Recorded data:
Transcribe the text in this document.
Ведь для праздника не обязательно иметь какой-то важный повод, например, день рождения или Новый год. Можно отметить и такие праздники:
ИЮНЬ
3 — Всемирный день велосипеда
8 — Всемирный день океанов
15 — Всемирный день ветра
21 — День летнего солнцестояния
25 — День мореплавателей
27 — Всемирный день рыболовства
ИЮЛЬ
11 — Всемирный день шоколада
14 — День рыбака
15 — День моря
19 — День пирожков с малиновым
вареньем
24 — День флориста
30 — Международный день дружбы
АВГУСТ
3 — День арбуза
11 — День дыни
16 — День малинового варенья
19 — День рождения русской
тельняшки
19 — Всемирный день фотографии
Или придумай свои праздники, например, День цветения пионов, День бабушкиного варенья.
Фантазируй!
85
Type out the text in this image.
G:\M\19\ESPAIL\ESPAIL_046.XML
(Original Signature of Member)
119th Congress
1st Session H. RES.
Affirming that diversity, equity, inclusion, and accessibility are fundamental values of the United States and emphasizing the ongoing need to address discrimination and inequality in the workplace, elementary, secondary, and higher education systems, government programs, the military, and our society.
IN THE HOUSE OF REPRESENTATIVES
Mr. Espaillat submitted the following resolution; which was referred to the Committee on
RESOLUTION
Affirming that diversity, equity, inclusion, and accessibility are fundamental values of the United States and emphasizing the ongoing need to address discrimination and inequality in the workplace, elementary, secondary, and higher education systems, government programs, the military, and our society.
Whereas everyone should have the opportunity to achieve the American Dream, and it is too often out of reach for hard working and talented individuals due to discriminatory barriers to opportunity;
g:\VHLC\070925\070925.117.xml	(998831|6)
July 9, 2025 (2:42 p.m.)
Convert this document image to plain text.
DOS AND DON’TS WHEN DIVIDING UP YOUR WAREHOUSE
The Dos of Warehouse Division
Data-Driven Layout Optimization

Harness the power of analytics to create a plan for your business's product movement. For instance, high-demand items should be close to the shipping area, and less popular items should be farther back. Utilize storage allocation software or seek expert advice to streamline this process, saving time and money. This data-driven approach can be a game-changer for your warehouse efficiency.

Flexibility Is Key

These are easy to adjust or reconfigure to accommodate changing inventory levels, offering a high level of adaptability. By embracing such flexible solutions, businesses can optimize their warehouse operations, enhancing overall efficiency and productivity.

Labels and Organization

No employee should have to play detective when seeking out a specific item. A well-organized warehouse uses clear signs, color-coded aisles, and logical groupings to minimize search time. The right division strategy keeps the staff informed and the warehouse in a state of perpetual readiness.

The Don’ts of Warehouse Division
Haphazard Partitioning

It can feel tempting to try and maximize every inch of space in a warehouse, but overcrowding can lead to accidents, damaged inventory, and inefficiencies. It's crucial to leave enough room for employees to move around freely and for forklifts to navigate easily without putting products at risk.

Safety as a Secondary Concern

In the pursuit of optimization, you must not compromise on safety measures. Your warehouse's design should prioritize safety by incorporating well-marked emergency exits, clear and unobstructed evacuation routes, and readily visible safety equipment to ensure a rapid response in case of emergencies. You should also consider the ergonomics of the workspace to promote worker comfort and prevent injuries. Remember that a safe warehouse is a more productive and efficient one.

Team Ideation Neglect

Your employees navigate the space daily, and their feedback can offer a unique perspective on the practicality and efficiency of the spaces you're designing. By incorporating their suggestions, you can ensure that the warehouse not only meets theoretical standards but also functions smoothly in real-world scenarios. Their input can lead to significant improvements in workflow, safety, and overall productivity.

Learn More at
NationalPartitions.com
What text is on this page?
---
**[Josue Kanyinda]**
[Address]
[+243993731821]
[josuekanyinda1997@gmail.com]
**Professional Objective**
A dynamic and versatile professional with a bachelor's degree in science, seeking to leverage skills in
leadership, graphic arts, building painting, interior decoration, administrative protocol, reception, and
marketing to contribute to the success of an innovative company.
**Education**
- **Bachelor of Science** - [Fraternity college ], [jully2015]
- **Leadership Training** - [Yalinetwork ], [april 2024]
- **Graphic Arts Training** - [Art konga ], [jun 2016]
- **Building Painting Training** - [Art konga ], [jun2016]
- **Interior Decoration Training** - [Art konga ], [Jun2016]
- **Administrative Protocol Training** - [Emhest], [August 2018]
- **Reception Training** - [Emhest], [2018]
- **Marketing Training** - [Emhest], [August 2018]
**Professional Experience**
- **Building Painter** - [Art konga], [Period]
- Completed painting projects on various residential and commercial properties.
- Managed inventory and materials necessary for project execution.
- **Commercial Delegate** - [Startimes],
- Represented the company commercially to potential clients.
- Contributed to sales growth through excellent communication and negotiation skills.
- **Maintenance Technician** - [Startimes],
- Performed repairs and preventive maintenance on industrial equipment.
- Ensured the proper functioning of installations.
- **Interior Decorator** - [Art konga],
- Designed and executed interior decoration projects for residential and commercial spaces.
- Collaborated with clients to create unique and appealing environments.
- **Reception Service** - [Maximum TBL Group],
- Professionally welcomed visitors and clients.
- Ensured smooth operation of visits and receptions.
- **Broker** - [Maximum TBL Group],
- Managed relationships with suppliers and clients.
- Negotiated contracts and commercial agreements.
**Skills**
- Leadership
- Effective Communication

Aim:
Show all lines from the listing above in which "рождения" appears.

Result of this exercise:
Ведь для праздника не обязательно иметь какой-то важный повод, например, день рождения или Новый год. Можно отметить и такие праздники:
19 — День рождения русской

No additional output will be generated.